§ Work instructions:
List, from the lines below, each one with "help" in it.

§ Input material:
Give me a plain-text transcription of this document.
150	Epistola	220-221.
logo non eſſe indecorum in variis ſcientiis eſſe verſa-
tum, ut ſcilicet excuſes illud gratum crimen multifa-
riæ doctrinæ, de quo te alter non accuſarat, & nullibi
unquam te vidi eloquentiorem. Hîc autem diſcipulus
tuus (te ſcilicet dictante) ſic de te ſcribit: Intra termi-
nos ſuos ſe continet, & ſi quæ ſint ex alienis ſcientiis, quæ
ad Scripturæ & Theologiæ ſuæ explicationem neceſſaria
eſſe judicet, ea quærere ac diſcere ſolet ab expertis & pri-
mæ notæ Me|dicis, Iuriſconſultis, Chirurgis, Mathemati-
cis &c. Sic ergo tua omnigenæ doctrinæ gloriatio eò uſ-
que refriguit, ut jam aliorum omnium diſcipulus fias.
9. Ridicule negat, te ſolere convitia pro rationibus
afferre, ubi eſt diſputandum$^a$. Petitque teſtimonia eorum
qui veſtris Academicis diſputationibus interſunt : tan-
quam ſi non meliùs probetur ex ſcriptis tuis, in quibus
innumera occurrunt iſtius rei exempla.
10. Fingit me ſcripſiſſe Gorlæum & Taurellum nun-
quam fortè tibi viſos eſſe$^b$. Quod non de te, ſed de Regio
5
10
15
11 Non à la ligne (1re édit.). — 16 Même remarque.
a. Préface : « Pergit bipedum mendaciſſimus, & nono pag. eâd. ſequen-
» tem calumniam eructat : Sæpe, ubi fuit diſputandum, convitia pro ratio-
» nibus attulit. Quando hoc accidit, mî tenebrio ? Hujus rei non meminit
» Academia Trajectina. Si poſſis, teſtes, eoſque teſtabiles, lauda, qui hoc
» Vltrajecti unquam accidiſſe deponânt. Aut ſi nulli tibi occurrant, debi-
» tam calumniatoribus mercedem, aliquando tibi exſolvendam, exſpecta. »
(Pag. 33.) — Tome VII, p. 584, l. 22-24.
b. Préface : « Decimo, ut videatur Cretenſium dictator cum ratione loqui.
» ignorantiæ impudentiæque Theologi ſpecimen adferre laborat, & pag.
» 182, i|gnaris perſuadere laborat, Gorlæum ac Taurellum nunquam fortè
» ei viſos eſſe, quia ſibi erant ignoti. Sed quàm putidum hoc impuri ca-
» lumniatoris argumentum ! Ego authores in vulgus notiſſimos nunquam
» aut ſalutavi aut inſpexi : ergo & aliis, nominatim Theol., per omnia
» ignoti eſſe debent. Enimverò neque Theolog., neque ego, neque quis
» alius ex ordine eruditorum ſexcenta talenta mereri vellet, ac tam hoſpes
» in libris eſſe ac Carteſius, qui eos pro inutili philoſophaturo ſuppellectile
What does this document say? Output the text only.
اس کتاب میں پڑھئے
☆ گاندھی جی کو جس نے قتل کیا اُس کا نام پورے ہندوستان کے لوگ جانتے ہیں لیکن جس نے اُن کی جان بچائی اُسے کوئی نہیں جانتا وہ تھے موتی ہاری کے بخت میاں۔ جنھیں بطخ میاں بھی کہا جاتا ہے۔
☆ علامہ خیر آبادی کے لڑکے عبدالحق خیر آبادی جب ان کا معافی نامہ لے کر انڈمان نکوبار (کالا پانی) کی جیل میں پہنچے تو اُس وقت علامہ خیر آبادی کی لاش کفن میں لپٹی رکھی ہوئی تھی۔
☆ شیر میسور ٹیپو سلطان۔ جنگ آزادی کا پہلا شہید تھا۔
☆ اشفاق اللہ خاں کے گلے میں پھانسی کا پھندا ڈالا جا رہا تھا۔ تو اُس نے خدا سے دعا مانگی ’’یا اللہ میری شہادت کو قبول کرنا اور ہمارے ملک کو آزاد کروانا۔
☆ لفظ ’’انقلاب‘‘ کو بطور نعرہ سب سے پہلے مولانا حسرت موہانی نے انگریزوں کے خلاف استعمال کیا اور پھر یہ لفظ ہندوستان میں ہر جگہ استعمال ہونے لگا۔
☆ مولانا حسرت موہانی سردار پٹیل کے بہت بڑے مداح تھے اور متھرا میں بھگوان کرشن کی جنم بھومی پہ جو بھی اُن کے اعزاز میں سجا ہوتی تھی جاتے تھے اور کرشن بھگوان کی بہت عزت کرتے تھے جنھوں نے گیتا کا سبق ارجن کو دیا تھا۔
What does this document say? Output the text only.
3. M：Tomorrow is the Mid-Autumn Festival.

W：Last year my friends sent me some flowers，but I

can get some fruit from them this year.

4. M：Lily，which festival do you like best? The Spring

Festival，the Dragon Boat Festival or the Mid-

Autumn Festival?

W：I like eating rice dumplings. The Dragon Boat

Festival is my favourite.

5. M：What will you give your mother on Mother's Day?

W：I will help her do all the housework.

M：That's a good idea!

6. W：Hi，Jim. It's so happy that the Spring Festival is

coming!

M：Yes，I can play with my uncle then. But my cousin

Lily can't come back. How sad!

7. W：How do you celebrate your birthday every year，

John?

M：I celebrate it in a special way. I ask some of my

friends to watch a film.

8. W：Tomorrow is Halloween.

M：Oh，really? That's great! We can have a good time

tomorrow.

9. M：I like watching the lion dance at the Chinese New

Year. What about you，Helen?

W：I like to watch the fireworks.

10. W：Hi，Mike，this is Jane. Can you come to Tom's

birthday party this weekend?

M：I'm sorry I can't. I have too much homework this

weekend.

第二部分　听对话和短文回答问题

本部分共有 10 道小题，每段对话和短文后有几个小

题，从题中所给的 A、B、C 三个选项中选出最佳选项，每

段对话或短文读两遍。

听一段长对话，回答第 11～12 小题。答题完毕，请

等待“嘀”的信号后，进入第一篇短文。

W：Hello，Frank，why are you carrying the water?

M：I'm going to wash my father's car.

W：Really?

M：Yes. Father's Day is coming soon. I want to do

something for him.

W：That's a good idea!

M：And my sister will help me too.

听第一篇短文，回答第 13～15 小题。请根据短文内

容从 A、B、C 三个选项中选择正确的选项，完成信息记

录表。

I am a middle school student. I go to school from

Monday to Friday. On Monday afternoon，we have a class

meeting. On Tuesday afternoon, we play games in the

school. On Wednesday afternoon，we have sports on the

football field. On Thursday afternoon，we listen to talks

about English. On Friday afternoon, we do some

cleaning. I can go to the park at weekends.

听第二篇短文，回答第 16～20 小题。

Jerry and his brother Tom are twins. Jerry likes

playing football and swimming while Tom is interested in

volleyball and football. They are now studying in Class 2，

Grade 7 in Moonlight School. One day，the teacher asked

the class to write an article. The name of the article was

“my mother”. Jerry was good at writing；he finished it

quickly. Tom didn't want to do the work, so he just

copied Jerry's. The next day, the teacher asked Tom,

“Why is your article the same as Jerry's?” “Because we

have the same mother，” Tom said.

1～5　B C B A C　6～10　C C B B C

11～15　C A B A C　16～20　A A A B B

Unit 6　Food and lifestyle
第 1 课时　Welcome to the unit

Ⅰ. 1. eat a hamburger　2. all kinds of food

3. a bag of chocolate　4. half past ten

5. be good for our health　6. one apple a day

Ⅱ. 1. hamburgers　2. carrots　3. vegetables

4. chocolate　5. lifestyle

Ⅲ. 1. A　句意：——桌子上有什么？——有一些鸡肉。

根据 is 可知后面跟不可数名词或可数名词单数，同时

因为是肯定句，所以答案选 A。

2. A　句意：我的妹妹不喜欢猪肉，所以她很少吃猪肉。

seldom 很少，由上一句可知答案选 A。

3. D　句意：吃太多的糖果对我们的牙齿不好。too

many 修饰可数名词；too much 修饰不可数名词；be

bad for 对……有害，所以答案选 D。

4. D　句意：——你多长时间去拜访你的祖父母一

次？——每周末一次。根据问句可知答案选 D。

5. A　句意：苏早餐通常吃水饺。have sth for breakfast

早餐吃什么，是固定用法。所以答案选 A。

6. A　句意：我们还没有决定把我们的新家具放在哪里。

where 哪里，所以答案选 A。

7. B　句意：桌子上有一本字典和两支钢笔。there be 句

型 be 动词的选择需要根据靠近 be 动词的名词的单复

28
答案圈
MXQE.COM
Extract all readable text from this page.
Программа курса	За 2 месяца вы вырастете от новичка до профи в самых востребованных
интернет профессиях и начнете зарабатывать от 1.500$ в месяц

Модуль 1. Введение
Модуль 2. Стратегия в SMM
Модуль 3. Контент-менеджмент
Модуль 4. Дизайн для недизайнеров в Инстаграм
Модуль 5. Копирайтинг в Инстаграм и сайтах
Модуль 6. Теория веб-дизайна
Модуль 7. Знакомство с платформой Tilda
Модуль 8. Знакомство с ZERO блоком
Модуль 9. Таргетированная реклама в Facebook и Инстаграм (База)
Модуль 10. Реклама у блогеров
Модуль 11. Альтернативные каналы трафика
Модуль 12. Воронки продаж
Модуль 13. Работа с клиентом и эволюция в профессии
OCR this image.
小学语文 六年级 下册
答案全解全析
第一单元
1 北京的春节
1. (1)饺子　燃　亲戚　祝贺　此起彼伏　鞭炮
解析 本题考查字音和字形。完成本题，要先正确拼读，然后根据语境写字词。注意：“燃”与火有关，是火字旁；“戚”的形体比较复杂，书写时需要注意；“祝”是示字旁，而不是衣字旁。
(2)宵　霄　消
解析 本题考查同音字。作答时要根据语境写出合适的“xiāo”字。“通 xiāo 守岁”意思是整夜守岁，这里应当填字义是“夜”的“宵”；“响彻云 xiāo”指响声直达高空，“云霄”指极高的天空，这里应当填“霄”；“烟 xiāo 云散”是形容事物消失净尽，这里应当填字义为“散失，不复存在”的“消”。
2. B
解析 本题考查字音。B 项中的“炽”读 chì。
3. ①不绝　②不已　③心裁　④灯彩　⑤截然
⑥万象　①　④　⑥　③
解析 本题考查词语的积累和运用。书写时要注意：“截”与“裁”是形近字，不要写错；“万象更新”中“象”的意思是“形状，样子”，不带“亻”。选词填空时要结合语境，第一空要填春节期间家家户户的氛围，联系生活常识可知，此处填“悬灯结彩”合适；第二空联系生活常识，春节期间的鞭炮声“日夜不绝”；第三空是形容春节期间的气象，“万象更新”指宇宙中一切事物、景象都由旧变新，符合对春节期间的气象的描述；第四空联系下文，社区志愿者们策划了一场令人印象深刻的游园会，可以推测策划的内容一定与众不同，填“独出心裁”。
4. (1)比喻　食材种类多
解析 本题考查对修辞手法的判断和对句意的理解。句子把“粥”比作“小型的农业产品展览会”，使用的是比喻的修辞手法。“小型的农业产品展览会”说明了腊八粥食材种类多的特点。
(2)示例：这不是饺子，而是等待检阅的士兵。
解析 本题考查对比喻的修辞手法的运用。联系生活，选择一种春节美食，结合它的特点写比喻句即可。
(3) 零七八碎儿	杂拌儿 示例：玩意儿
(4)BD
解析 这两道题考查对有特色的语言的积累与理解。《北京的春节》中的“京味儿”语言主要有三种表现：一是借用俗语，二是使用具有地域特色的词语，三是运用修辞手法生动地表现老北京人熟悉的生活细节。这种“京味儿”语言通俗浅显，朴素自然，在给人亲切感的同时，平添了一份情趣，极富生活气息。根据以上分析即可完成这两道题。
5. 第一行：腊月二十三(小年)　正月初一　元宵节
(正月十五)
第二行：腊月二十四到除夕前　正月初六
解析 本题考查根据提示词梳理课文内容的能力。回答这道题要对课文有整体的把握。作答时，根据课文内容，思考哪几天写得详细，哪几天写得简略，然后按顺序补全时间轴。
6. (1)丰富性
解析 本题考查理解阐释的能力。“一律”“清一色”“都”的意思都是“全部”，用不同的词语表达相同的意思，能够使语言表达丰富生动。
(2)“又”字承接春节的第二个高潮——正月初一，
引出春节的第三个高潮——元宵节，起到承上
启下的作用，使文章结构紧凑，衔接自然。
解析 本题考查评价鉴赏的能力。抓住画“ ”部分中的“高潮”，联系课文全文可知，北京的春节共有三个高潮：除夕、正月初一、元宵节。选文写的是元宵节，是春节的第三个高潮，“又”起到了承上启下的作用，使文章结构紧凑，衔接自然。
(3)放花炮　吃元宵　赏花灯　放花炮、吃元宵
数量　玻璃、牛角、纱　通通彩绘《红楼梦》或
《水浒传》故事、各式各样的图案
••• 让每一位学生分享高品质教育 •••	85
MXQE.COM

§ Result of this task:
W：I will help her do all the housework.
M：And my sister will help me too.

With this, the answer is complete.